WHAT YOU NEED TO DO: Restate the records that follow word for word; no pictures should appear.

RECORDS FOR THE EXERCISE:
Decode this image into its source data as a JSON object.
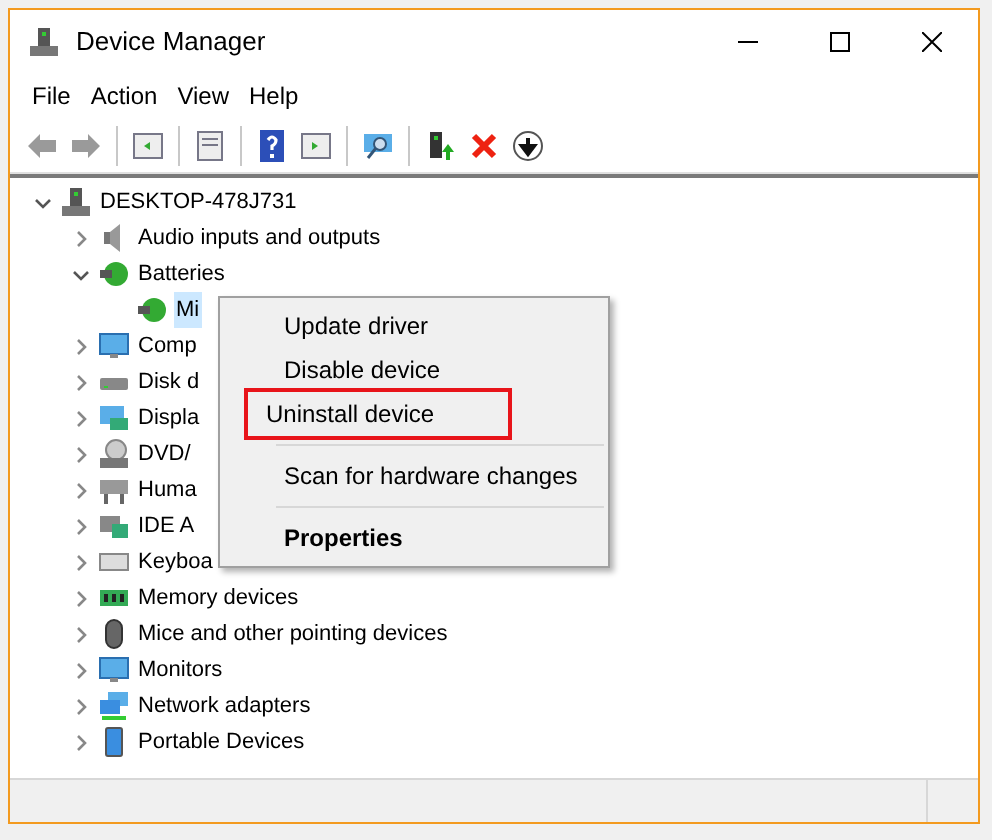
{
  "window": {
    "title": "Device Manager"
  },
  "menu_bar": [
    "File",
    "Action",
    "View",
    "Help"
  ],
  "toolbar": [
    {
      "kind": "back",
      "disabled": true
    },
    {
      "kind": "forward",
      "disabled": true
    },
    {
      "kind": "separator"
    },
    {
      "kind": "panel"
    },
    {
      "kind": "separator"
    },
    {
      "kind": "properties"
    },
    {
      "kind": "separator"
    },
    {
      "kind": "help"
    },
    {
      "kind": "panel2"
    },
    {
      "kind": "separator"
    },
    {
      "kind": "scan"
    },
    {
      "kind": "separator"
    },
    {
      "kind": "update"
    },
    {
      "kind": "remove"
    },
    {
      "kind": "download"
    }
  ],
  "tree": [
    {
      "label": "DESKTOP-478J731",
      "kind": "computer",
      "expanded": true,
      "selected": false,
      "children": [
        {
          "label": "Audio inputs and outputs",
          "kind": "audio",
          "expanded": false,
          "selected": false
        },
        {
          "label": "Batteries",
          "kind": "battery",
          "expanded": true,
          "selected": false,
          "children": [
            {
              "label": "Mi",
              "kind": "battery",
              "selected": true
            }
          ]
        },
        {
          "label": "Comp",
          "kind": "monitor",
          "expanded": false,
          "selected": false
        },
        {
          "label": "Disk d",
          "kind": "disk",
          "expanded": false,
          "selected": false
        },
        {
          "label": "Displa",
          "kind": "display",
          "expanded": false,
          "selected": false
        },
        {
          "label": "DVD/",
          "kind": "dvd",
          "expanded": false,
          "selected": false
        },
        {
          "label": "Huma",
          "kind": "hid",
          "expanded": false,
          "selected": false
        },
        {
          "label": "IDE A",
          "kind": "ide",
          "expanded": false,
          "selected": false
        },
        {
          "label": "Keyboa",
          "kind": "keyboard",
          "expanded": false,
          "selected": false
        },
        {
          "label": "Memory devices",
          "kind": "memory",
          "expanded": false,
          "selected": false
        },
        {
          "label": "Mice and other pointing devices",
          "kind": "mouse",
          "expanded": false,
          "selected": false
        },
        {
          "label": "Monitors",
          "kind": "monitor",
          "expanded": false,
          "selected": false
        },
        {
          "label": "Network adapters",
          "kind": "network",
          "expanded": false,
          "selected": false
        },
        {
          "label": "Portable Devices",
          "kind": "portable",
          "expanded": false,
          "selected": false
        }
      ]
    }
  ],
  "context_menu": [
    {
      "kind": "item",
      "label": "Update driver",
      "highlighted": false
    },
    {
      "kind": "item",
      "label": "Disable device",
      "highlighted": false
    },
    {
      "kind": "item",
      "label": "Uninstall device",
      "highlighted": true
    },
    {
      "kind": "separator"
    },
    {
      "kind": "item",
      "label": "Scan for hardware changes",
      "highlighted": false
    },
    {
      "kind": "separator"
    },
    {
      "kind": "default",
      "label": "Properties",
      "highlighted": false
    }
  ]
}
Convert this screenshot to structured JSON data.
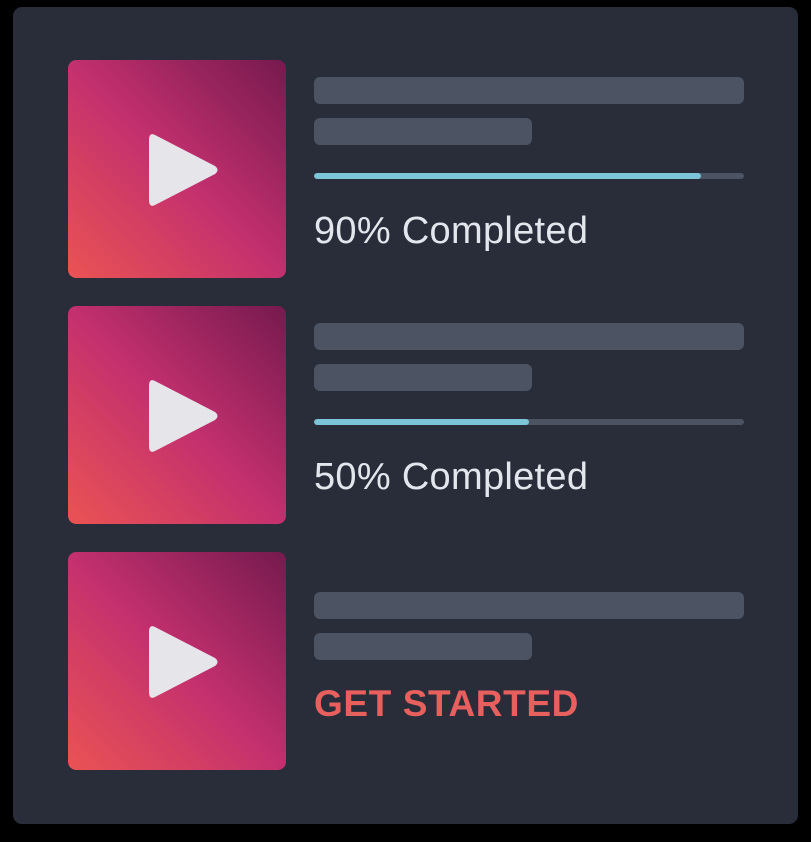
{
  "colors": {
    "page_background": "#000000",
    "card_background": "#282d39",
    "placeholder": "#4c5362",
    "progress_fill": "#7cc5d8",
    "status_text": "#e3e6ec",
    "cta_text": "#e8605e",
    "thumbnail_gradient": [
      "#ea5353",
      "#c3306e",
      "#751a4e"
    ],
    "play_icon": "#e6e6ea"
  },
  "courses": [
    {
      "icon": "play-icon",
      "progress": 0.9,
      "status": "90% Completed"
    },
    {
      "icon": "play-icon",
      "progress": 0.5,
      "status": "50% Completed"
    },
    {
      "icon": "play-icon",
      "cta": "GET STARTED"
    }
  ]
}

ANSWER IN FULL:
Decode this image into its source data as a JSON object.
{
  "window": {
    "title": "Device Manager"
  },
  "menu_bar": [
    "File",
    "Action",
    "View",
    "Help"
  ],
  "toolbar": [
    {
      "kind": "back",
      "disabled": true
    },
    {
      "kind": "forward",
      "disabled": true
    },
    {
      "kind": "separator"
    },
    {
      "kind": "panel"
    },
    {
      "kind": "separator"
    },
    {
      "kind": "properties"
    },
    {
      "kind": "separator"
    },
    {
      "kind": "help"
    },
    {
      "kind": "panel2"
    },
    {
      "kind": "separator"
    },
    {
      "kind": "scan"
    },
    {
      "kind": "separator"
    },
    {
      "kind": "update"
    },
    {
      "kind": "remove"
    },
    {
      "kind": "download"
    }
  ],
  "tree": [
    {
      "label": "DESKTOP-478J731",
      "kind": "computer",
      "expanded": true,
      "selected": false,
      "children": [
        {
          "label": "Audio inputs and outputs",
          "kind": "audio",
          "expanded": false,
          "selected": false
        },
        {
          "label": "Batteries",
          "kind": "battery",
          "expanded": true,
          "selected": false,
          "children": [
            {
              "label": "Mi",
              "kind": "battery",
              "selected": true
            }
          ]
        },
        {
          "label": "Comp",
          "kind": "monitor",
          "expanded": false,
          "selected": false
        },
        {
          "label": "Disk d",
          "kind": "disk",
          "expanded": false,
          "selected": false
        },
        {
          "label": "Displa",
          "kind": "display",
          "expanded": false,
          "selected": false
        },
        {
          "label": "DVD/",
          "kind": "dvd",
          "expanded": false,
          "selected": false
        },
        {
          "label": "Huma",
          "kind": "hid",
          "expanded": false,
          "selected": false
        },
        {
          "label": "IDE A",
          "kind": "ide",
          "expanded": false,
          "selected": false
        },
        {
          "label": "Keyboa",
          "kind": "keyboard",
          "expanded": false,
          "selected": false
        },
        {
          "label": "Memory devices",
          "kind": "memory",
          "expanded": false,
          "selected": false
        },
        {
          "label": "Mice and other pointing devices",
          "kind": "mouse",
          "expanded": false,
          "selected": false
        },
        {
          "label": "Monitors",
          "kind": "monitor",
          "expanded": false,
          "selected": false
        },
        {
          "label": "Network adapters",
          "kind": "network",
          "expanded": false,
          "selected": false
        },
        {
          "label": "Portable Devices",
          "kind": "portable",
          "expanded": false,
          "selected": false
        }
      ]
    }
  ],
  "context_menu": [
    {
      "kind": "item",
      "label": "Update driver",
      "highlighted": false
    },
    {
      "kind": "item",
      "label": "Disable device",
      "highlighted": false
    },
    {
      "kind": "item",
      "label": "Uninstall device",
      "highlighted": true
    },
    {
      "kind": "separator"
    },
    {
      "kind": "item",
      "label": "Scan for hardware changes",
      "highlighted": false
    },
    {
      "kind": "separator"
    },
    {
      "kind": "default",
      "label": "Properties",
      "highlighted": false
    }
  ]
}
Convert this screenshot to structured JSON data.
{
  "colors": {
    "page_background": "#000000",
    "card_background": "#282d39",
    "placeholder": "#4c5362",
    "progress_fill": "#7cc5d8",
    "status_text": "#e3e6ec",
    "cta_text": "#e8605e",
    "thumbnail_gradient": [
      "#ea5353",
      "#c3306e",
      "#751a4e"
    ],
    "play_icon": "#e6e6ea"
  },
  "courses": [
    {
      "icon": "play-icon",
      "progress": 0.9,
      "status": "90% Completed"
    },
    {
      "icon": "play-icon",
      "progress": 0.5,
      "status": "50% Completed"
    },
    {
      "icon": "play-icon",
      "cta": "GET STARTED"
    }
  ]
}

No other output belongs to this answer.